- [Exercise input]
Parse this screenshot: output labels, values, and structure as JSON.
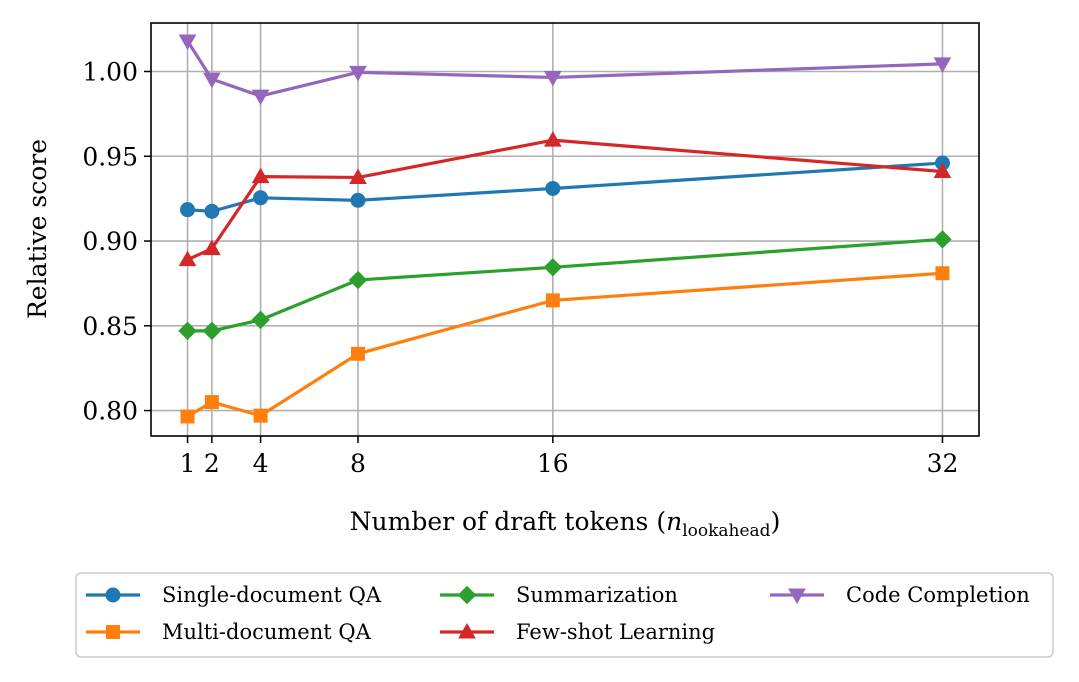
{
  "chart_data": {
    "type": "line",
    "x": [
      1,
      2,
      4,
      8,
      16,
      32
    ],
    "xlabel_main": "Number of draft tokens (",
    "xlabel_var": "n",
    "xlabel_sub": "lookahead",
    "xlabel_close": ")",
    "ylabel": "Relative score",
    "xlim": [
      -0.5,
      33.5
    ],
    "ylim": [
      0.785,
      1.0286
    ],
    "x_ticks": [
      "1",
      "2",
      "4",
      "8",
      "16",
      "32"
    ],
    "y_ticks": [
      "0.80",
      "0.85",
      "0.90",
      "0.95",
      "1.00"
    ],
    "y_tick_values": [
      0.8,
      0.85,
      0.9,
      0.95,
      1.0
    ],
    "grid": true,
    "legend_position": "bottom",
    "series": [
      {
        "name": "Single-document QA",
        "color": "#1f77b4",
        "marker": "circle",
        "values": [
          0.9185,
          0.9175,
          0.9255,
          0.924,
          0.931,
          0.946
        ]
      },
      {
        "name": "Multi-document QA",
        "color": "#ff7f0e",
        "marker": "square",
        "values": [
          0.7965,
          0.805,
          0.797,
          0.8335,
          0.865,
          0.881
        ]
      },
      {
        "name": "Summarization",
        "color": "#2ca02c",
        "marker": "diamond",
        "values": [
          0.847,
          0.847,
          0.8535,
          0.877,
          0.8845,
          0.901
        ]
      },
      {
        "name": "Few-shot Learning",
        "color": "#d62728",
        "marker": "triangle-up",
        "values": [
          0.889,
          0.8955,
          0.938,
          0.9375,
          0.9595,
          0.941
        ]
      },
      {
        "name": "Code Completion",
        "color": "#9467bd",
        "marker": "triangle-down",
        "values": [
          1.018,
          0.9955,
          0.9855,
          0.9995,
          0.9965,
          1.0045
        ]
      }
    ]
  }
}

- [What you will do] Look through the material above and pick out each line holding the word "name".

- [Exercise result]
        "name": "Single-document QA",
        "name": "Multi-document QA",
        "name": "Summarization",
        "name": "Few-shot Learning",
        "name": "Code Completion",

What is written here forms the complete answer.